----- Dataset

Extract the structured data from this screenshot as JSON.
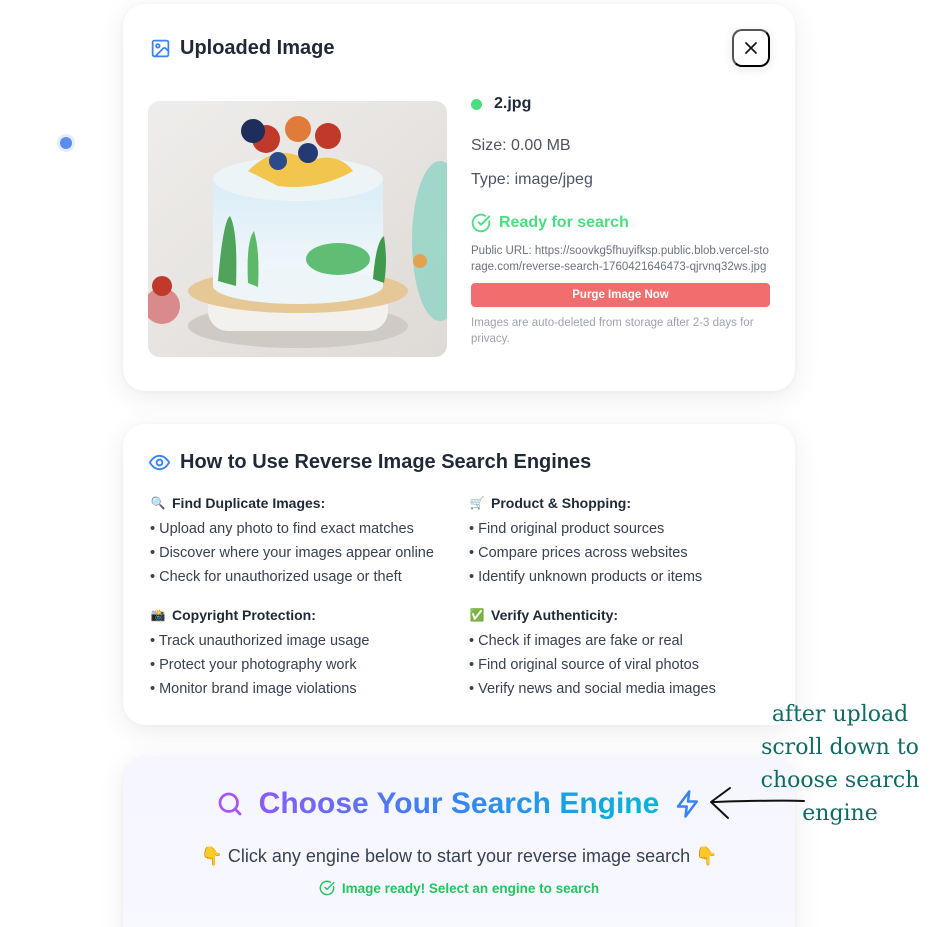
{
  "upload_card": {
    "title": "Uploaded Image",
    "icon": "image-icon",
    "file_name": "2.jpg",
    "size": "Size: 0.00 MB",
    "type": "Type: image/jpeg",
    "status": "Ready for search",
    "public_url": "Public URL: https://soovkg5fhuyifksp.public.blob.vercel-storage.com/reverse-search-1760421646473-qjrvnq32ws.jpg",
    "purge_label": "Purge Image Now",
    "note": "Images are auto-deleted from storage after 2-3 days for privacy.",
    "colors": {
      "status": "#4ade80",
      "purge": "#f26d6d"
    }
  },
  "how_card": {
    "title": "How to Use Reverse Image Search Engines",
    "icon": "eye-icon",
    "sections": [
      {
        "emoji": "🔍",
        "title": "Find Duplicate Images:",
        "items": [
          "• Upload any photo to find exact matches",
          "• Discover where your images appear online",
          "• Check for unauthorized usage or theft"
        ]
      },
      {
        "emoji": "🛒",
        "title": "Product & Shopping:",
        "items": [
          "• Find original product sources",
          "• Compare prices across websites",
          "• Identify unknown products or items"
        ]
      },
      {
        "emoji": "📸",
        "title": "Copyright Protection:",
        "items": [
          "• Track unauthorized image usage",
          "• Protect your photography work",
          "• Monitor brand image violations"
        ]
      },
      {
        "emoji": "✅",
        "title": "Verify Authenticity:",
        "items": [
          "• Check if images are fake or real",
          "• Find original source of viral photos",
          "• Verify news and social media images"
        ]
      }
    ]
  },
  "choose_card": {
    "title": "Choose Your Search Engine",
    "subtitle": "👇 Click any engine below to start your reverse image search 👇",
    "ready": "Image ready! Select an engine to search",
    "colors": {
      "gradient_start": "#8b5cf6",
      "gradient_mid": "#3b82f6",
      "gradient_end": "#06b6d4"
    }
  },
  "annotation": {
    "text": "after upload scroll down to choose search engine",
    "color": "#0f6b63"
  }
}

----------

What is needed —
Every line above needs to be written out again as it stands. Pictures do not belong in the copy.

Reply —
Extract the structured data from this screenshot as JSON.
{
  "upload_card": {
    "title": "Uploaded Image",
    "icon": "image-icon",
    "file_name": "2.jpg",
    "size": "Size: 0.00 MB",
    "type": "Type: image/jpeg",
    "status": "Ready for search",
    "public_url": "Public URL: https://soovkg5fhuyifksp.public.blob.vercel-storage.com/reverse-search-1760421646473-qjrvnq32ws.jpg",
    "purge_label": "Purge Image Now",
    "note": "Images are auto-deleted from storage after 2-3 days for privacy.",
    "colors": {
      "status": "#4ade80",
      "purge": "#f26d6d"
    }
  },
  "how_card": {
    "title": "How to Use Reverse Image Search Engines",
    "icon": "eye-icon",
    "sections": [
      {
        "emoji": "🔍",
        "title": "Find Duplicate Images:",
        "items": [
          "• Upload any photo to find exact matches",
          "• Discover where your images appear online",
          "• Check for unauthorized usage or theft"
        ]
      },
      {
        "emoji": "🛒",
        "title": "Product & Shopping:",
        "items": [
          "• Find original product sources",
          "• Compare prices across websites",
          "• Identify unknown products or items"
        ]
      },
      {
        "emoji": "📸",
        "title": "Copyright Protection:",
        "items": [
          "• Track unauthorized image usage",
          "• Protect your photography work",
          "• Monitor brand image violations"
        ]
      },
      {
        "emoji": "✅",
        "title": "Verify Authenticity:",
        "items": [
          "• Check if images are fake or real",
          "• Find original source of viral photos",
          "• Verify news and social media images"
        ]
      }
    ]
  },
  "choose_card": {
    "title": "Choose Your Search Engine",
    "subtitle": "👇 Click any engine below to start your reverse image search 👇",
    "ready": "Image ready! Select an engine to search",
    "colors": {
      "gradient_start": "#8b5cf6",
      "gradient_mid": "#3b82f6",
      "gradient_end": "#06b6d4"
    }
  },
  "annotation": {
    "text": "after upload scroll down to choose search engine",
    "color": "#0f6b63"
  }
}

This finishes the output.